**STATED GOAL:** Retype the data that follows line by line, exactly, and leave its pictures out.

start

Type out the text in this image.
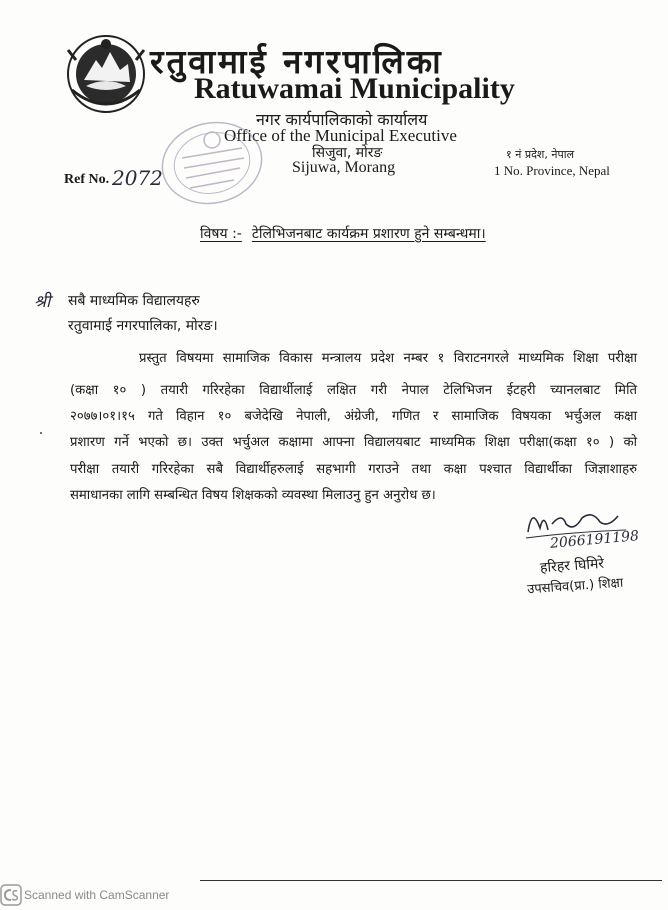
रतुवामाई नगरपालिका
Ratuwamai Municipality
नगर कार्यपालिकाको कार्यालय
Office of the Municipal Executive
सिजुवा, मोरङ
Sijuwa, Morang
१ नं प्रदेश, नेपाल
1 No. Province, Nepal
Ref No. 2072
विषय :- टेलिभिजनबाट कार्यक्रम प्रशारण हुने सम्बन्धमा।
श्री सबै माध्यमिक विद्यालयहरु
रतुवामाई नगरपालिका, मोरङ।
प्रस्तुत विषयमा सामाजिक विकास मन्त्रालय प्रदेश नम्बर १ विराटनगरले माध्यमिक शिक्षा परीक्षा
(कक्षा १० ) तयारी गरिरहेका विद्यार्थीलाई लक्षित गरी नेपाल टेलिभिजन ईटहरी च्यानलबाट मिति
२०७७।०१।१५ गते विहान १० बजेदेखि नेपाली, अंग्रेजी, गणित र सामाजिक विषयका भर्चुअल कक्षा
प्रशारण गर्ने भएको छ। उक्त भर्चुअल कक्षामा आफ्ना विद्यालयबाट माध्यमिक शिक्षा परीक्षा(कक्षा १० ) को
परीक्षा तयारी गरिरहेका सबै विद्यार्थीहरुलाई सहभागी गराउने तथा कक्षा पश्चात विद्यार्थीका जिज्ञाशाहरु
समाधानका लागि सम्बन्धित विषय शिक्षकको व्यवस्था मिलाउनु हुन अनुरोध छ।
2066191198
हरिहर घिमिरे
उपसचिव(प्रा.) शिक्षा
Scanned with CamScanner
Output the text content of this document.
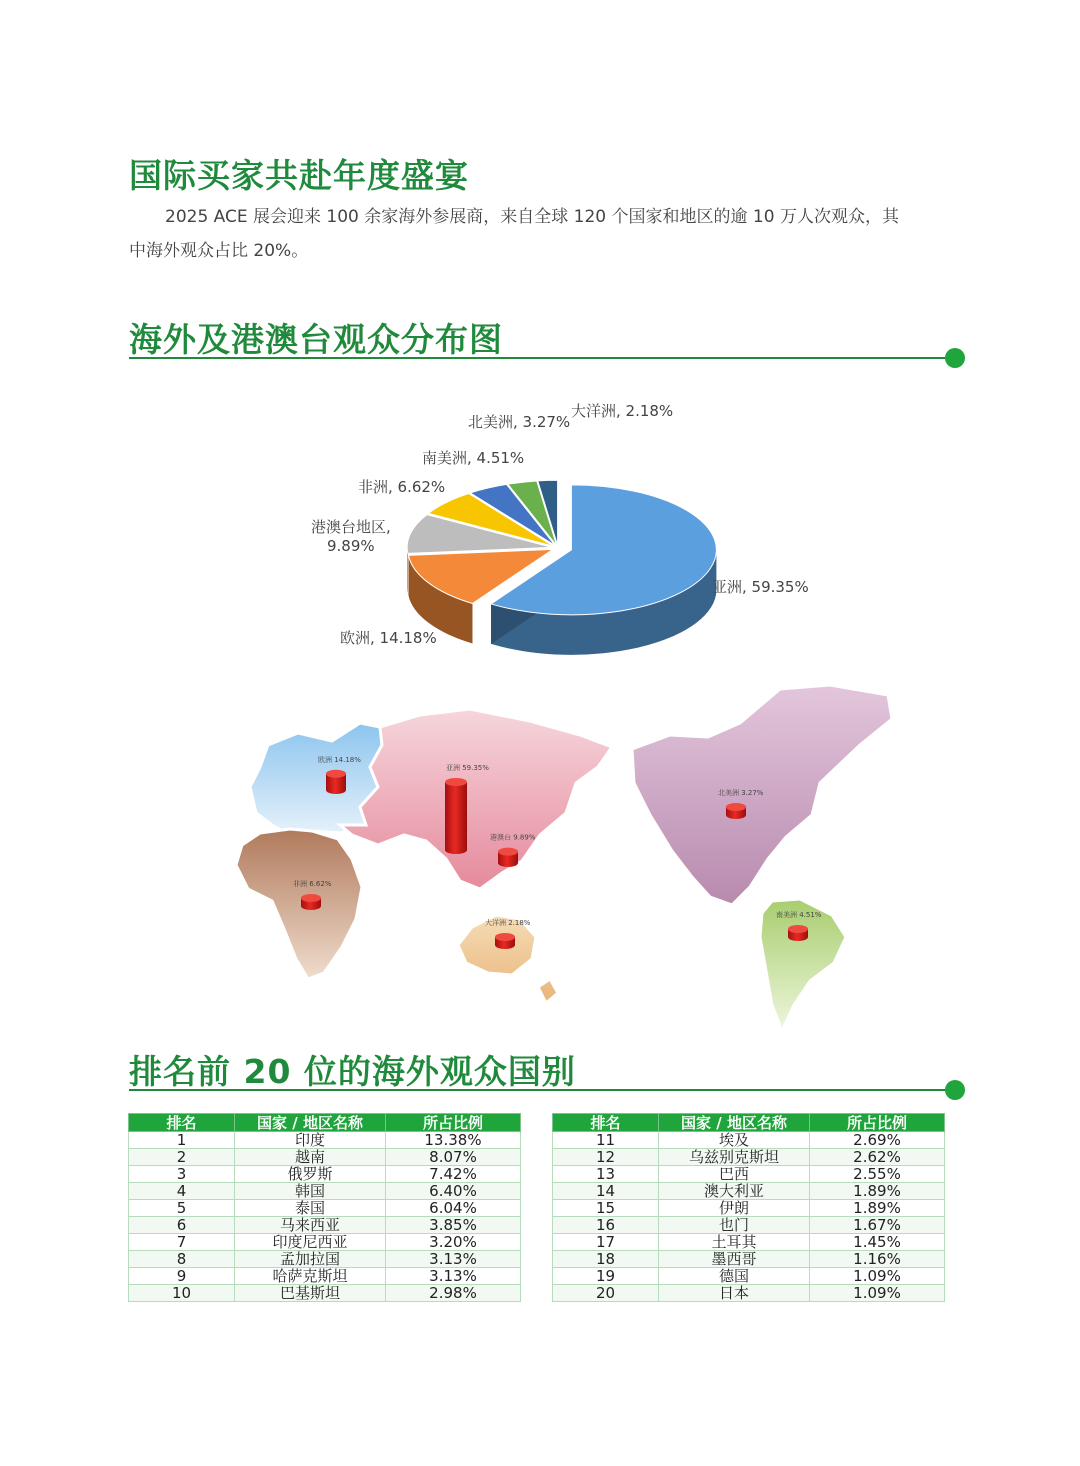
国际买家共赴年度盛宴
2025 ACE 展会迎来 100 余家海外参展商，来自全球 120 个国家和地区的逾 10 万人次观众，其
中海外观众占比 20%。
海外及港澳台观众分布图
亚洲, 59.35%
欧洲, 14.18%
港澳台地区,
9.89%
非洲, 6.62%
南美洲, 4.51%
北美洲, 3.27%
大洋洲, 2.18%
欧洲 14.18%
亚洲 59.35%
港澳台 9.89%
非洲 6.62%
大洋洲 2.18%
北美洲 3.27%
南美洲 4.51%
排名前 20 位的海外观众国别
排名	国家 / 地区名称	所占比例
1	印度	13.38%
2	越南	8.07%
3	俄罗斯	7.42%
4	韩国	6.40%
5	泰国	6.04%
6	马来西亚	3.85%
7	印度尼西亚	3.20%
8	孟加拉国	3.13%
9	哈萨克斯坦	3.13%
10	巴基斯坦	2.98%
排名	国家 / 地区名称	所占比例
11	埃及	2.69%
12	乌兹别克斯坦	2.62%
13	巴西	2.55%
14	澳大利亚	1.89%
15	伊朗	1.89%
16	也门	1.67%
17	土耳其	1.45%
18	墨西哥	1.16%
19	德国	1.09%
20	日本	1.09%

end

**ANSWER TO THE EXERCISE:**
Type out the text in this image.
रतुवामाई नगरपालिका
Ratuwamai Municipality
नगर कार्यपालिकाको कार्यालय
Office of the Municipal Executive
सिजुवा, मोरङ
Sijuwa, Morang
१ नं प्रदेश, नेपाल
1 No. Province, Nepal
Ref No. 2072
विषय :- टेलिभिजनबाट कार्यक्रम प्रशारण हुने सम्बन्धमा।
श्री सबै माध्यमिक विद्यालयहरु
रतुवामाई नगरपालिका, मोरङ।
प्रस्तुत विषयमा सामाजिक विकास मन्त्रालय प्रदेश नम्बर १ विराटनगरले माध्यमिक शिक्षा परीक्षा
(कक्षा १० ) तयारी गरिरहेका विद्यार्थीलाई लक्षित गरी नेपाल टेलिभिजन ईटहरी च्यानलबाट मिति
२०७७।०१।१५ गते विहान १० बजेदेखि नेपाली, अंग्रेजी, गणित र सामाजिक विषयका भर्चुअल कक्षा
प्रशारण गर्ने भएको छ। उक्त भर्चुअल कक्षामा आफ्ना विद्यालयबाट माध्यमिक शिक्षा परीक्षा(कक्षा १० ) को
परीक्षा तयारी गरिरहेका सबै विद्यार्थीहरुलाई सहभागी गराउने तथा कक्षा पश्चात विद्यार्थीका जिज्ञाशाहरु
समाधानका लागि सम्बन्धित विषय शिक्षकको व्यवस्था मिलाउनु हुन अनुरोध छ।
2066191198
हरिहर घिमिरे
उपसचिव(प्रा.) शिक्षा
Scanned with CamScanner
Output the text content of this document.
国际买家共赴年度盛宴
2025 ACE 展会迎来 100 余家海外参展商，来自全球 120 个国家和地区的逾 10 万人次观众，其
中海外观众占比 20%。
海外及港澳台观众分布图
亚洲, 59.35%
欧洲, 14.18%
港澳台地区,
9.89%
非洲, 6.62%
南美洲, 4.51%
北美洲, 3.27%
大洋洲, 2.18%
欧洲 14.18%
亚洲 59.35%
港澳台 9.89%
非洲 6.62%
大洋洲 2.18%
北美洲 3.27%
南美洲 4.51%
排名前 20 位的海外观众国别
排名	国家 / 地区名称	所占比例
1	印度	13.38%
2	越南	8.07%
3	俄罗斯	7.42%
4	韩国	6.40%
5	泰国	6.04%
6	马来西亚	3.85%
7	印度尼西亚	3.20%
8	孟加拉国	3.13%
9	哈萨克斯坦	3.13%
10	巴基斯坦	2.98%
排名	国家 / 地区名称	所占比例
11	埃及	2.69%
12	乌兹别克斯坦	2.62%
13	巴西	2.55%
14	澳大利亚	1.89%
15	伊朗	1.89%
16	也门	1.67%
17	土耳其	1.45%
18	墨西哥	1.16%
19	德国	1.09%
20	日本	1.09%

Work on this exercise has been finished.